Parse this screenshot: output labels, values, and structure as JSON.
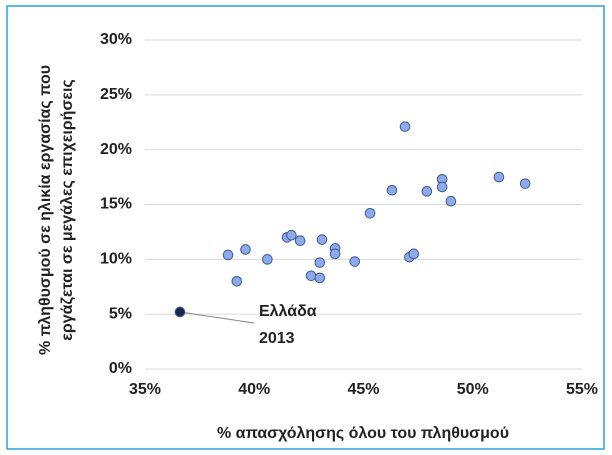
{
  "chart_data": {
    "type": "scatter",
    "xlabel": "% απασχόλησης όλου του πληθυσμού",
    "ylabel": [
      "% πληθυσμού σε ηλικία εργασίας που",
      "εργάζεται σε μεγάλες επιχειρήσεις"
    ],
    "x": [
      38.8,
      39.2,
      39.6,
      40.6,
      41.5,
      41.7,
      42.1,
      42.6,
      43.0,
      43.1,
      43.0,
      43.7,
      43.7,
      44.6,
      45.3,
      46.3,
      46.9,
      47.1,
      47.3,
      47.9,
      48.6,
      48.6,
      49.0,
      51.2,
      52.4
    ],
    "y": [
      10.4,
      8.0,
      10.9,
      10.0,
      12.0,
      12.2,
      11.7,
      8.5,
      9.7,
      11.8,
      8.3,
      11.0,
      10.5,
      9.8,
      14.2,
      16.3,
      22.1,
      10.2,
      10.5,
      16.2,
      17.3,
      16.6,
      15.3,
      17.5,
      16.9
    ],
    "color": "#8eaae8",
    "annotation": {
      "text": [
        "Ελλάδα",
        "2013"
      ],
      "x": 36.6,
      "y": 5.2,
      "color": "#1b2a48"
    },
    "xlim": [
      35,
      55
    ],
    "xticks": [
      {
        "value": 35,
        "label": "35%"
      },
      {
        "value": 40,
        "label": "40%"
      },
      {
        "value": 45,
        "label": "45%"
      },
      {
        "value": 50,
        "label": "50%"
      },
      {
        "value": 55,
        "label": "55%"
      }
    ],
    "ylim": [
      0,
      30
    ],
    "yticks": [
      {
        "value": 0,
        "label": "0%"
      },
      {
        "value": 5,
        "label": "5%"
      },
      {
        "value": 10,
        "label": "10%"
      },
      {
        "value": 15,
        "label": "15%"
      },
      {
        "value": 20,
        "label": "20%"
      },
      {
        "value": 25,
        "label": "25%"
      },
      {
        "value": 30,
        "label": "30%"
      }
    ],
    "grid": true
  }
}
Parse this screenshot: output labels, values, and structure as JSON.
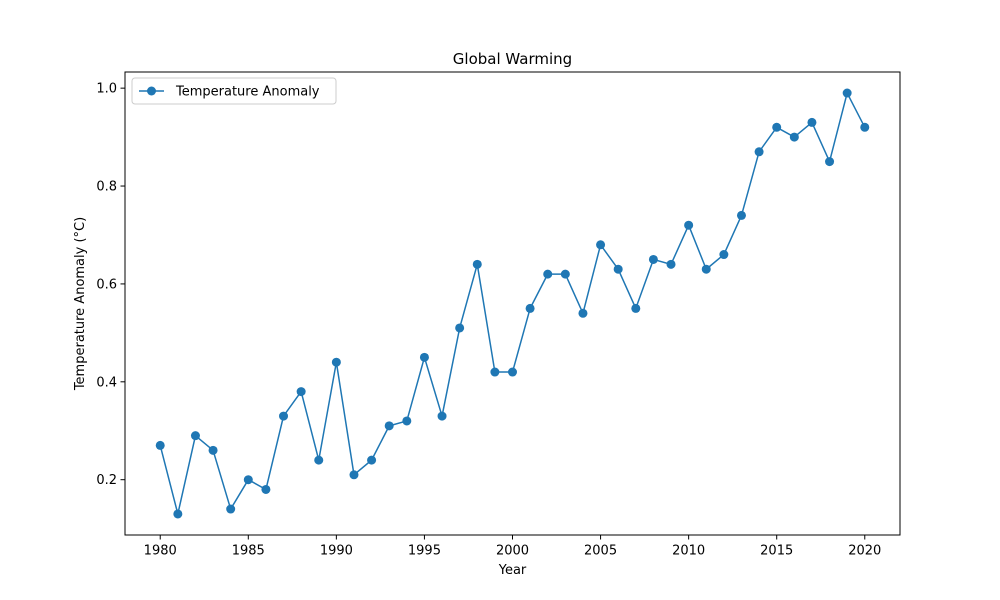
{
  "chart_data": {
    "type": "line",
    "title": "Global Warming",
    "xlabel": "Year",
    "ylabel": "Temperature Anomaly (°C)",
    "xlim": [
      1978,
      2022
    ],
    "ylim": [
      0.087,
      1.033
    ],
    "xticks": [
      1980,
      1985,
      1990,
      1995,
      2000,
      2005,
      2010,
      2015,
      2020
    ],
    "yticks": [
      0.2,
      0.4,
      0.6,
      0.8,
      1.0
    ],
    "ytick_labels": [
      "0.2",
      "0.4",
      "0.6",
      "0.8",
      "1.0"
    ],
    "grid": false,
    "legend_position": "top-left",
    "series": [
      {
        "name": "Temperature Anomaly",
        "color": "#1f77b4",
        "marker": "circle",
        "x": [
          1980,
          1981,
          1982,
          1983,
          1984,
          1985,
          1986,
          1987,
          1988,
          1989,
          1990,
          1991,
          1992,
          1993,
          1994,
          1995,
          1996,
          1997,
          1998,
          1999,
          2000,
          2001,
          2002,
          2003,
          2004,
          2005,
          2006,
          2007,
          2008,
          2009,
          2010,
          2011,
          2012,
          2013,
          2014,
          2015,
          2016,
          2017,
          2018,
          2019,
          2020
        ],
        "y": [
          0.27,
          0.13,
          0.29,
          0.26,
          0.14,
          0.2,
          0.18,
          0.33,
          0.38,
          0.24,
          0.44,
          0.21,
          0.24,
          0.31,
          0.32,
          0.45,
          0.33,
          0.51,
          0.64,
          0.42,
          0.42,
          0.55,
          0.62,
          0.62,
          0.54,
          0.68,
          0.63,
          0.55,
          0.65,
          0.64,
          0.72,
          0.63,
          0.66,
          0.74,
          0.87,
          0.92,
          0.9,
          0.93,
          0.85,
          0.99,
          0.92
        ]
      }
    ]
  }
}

══════

:: Task to complete ::
Search the listing above for the string "ylabel". Copy every line that contains it.

:: Result for this task ::
    "ylabel": [
    "ylabel": "Temperature Anomaly (°C)",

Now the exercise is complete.